### SOURCE RECORDS
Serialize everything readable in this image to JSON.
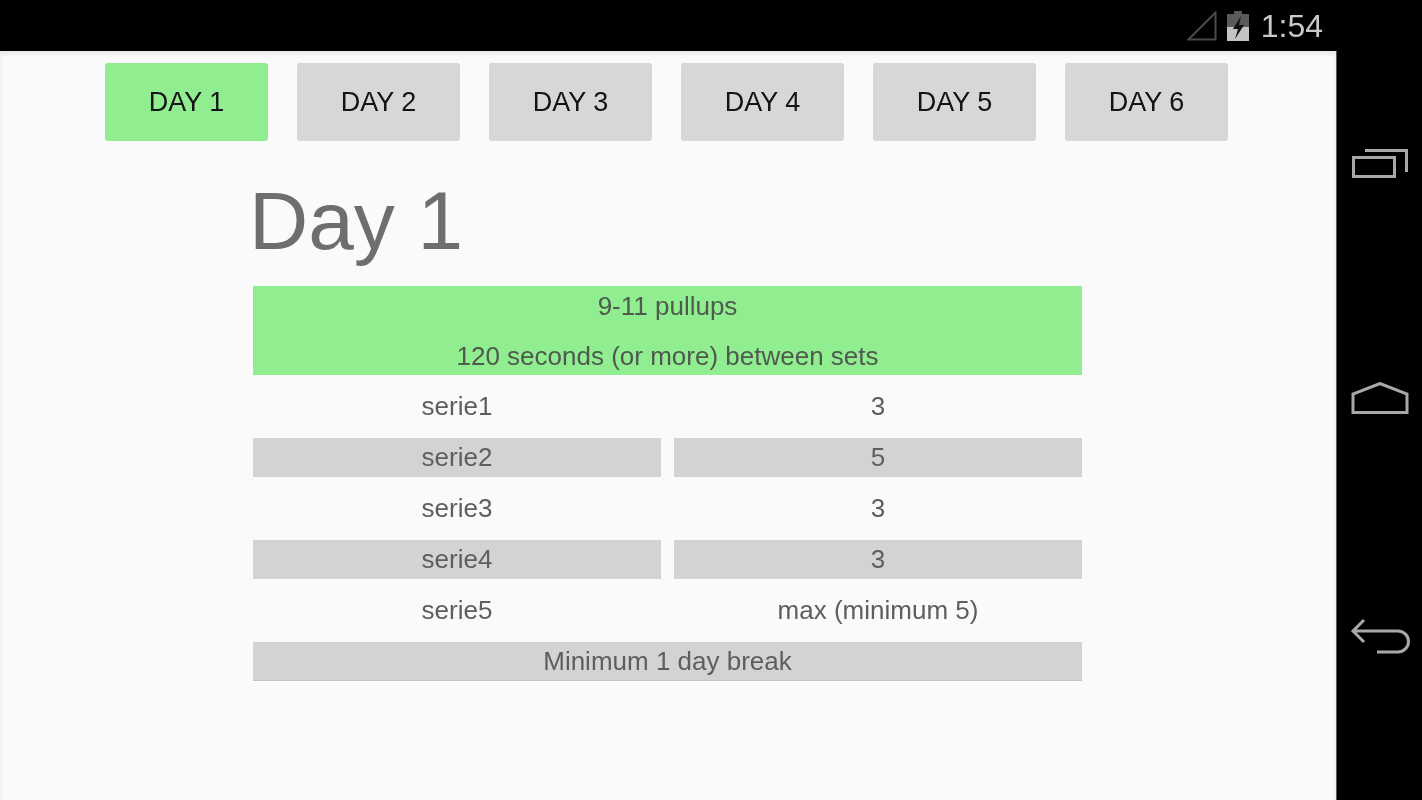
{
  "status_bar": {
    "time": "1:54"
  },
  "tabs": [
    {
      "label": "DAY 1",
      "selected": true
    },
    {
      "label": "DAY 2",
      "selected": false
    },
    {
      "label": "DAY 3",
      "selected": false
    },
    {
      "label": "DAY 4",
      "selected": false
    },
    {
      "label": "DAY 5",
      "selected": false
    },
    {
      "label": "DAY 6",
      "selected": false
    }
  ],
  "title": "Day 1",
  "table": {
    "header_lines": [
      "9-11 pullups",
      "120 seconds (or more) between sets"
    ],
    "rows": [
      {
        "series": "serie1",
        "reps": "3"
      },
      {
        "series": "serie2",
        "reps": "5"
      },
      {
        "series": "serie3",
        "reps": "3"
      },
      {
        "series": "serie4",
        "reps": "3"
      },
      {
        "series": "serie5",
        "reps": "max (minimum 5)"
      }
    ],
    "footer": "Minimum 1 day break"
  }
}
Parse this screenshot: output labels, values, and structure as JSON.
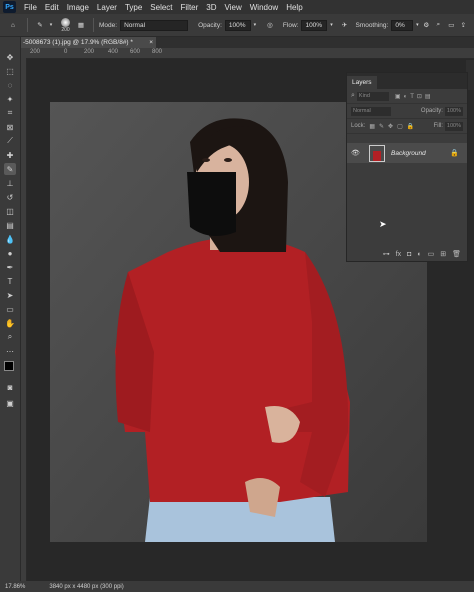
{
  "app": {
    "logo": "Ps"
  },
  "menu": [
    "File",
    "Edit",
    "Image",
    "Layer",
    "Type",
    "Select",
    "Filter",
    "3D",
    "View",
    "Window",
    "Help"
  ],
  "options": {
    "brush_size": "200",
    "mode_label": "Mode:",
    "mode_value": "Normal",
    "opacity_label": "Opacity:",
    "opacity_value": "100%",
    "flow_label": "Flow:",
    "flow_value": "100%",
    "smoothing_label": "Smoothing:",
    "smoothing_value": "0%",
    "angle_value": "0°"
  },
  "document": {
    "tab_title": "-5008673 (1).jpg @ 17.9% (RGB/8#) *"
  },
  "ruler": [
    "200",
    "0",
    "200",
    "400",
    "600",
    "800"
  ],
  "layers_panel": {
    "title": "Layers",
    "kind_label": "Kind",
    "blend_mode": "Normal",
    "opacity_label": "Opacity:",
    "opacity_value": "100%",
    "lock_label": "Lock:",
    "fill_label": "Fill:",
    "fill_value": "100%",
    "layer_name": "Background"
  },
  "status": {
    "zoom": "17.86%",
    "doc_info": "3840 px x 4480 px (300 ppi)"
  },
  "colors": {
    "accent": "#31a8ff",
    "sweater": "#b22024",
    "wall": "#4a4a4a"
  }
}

### GOAL OF THE EXERCISE
Repeat exactly the lines from the one holding "Parse this screenshot: output" through the last line of the entries, both included; the pictures do not belong in the copy.

### REPLY
Parse this screenshot: output labels, values, and structure as JSON.
{
  "app": {
    "logo": "Ps"
  },
  "menu": [
    "File",
    "Edit",
    "Image",
    "Layer",
    "Type",
    "Select",
    "Filter",
    "3D",
    "View",
    "Window",
    "Help"
  ],
  "options": {
    "brush_size": "200",
    "mode_label": "Mode:",
    "mode_value": "Normal",
    "opacity_label": "Opacity:",
    "opacity_value": "100%",
    "flow_label": "Flow:",
    "flow_value": "100%",
    "smoothing_label": "Smoothing:",
    "smoothing_value": "0%",
    "angle_value": "0°"
  },
  "document": {
    "tab_title": "-5008673 (1).jpg @ 17.9% (RGB/8#) *"
  },
  "ruler": [
    "200",
    "0",
    "200",
    "400",
    "600",
    "800"
  ],
  "layers_panel": {
    "title": "Layers",
    "kind_label": "Kind",
    "blend_mode": "Normal",
    "opacity_label": "Opacity:",
    "opacity_value": "100%",
    "lock_label": "Lock:",
    "fill_label": "Fill:",
    "fill_value": "100%",
    "layer_name": "Background"
  },
  "status": {
    "zoom": "17.86%",
    "doc_info": "3840 px x 4480 px (300 ppi)"
  },
  "colors": {
    "accent": "#31a8ff",
    "sweater": "#b22024",
    "wall": "#4a4a4a"
  }
}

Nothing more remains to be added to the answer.